» Records excerpted from a collection

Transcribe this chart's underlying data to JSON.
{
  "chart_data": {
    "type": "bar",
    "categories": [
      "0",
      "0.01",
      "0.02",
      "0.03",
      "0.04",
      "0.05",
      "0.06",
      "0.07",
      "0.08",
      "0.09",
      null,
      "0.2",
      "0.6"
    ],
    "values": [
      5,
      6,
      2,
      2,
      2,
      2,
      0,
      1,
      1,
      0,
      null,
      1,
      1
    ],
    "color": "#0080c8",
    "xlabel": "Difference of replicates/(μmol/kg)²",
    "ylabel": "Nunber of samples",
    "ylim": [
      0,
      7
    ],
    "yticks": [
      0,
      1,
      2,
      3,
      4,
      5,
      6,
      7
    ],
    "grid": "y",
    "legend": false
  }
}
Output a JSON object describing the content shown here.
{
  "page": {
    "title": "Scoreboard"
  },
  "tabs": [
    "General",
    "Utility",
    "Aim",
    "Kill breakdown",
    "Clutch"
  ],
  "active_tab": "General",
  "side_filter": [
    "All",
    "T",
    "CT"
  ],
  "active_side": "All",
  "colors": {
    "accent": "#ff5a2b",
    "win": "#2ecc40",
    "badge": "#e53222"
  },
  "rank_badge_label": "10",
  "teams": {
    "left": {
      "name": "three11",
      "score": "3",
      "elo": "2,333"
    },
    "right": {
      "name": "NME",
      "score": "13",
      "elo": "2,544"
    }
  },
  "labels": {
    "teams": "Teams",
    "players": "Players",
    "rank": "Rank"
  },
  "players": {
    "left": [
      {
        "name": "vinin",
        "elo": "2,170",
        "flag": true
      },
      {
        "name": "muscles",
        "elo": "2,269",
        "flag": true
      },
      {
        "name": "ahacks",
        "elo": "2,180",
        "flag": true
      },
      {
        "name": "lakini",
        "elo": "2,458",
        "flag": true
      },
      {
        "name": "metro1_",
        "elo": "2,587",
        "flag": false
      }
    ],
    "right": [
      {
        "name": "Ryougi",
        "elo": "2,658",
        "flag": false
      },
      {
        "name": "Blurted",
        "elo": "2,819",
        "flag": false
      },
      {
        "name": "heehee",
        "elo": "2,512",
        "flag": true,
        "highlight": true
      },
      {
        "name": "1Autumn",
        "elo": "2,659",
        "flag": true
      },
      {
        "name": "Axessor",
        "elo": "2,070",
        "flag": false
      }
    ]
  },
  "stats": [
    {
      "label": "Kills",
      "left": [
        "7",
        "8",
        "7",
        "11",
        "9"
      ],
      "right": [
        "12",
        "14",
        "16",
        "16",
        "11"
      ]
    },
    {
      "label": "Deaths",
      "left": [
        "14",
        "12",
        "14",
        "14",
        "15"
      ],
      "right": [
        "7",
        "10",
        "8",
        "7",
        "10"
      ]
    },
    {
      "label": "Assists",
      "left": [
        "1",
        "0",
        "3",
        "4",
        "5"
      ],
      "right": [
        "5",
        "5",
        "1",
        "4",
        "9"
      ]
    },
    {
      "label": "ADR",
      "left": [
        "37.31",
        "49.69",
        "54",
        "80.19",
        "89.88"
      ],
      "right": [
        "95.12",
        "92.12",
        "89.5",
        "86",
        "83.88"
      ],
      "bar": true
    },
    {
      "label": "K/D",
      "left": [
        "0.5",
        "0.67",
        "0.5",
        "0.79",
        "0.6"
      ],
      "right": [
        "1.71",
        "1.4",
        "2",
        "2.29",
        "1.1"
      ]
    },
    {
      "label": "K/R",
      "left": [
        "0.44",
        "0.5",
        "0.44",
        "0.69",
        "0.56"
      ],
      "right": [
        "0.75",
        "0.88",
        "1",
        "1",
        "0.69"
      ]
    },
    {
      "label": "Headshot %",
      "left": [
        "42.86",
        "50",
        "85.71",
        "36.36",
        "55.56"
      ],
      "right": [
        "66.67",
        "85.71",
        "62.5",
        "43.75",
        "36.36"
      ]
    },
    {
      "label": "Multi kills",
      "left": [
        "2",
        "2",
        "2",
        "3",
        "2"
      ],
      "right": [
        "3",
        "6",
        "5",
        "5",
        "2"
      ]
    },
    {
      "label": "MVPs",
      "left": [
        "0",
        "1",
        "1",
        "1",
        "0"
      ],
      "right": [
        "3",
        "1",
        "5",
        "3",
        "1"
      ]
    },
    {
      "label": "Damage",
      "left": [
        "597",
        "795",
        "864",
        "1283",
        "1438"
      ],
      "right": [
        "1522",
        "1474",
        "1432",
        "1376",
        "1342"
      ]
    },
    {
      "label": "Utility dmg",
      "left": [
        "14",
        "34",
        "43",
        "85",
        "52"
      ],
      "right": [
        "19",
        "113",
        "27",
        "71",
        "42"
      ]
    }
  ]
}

» Stated problem
Which lines include the word "name"? Copy every one of them.

» Right answer
      "name": "three11",
      "name": "NME",
        "name": "vinin",
        "name": "muscles",
        "name": "ahacks",
        "name": "lakini",
        "name": "metro1_",
        "name": "Ryougi",
        "name": "Blurted",
        "name": "heehee",
        "name": "1Autumn",
        "name": "Axessor",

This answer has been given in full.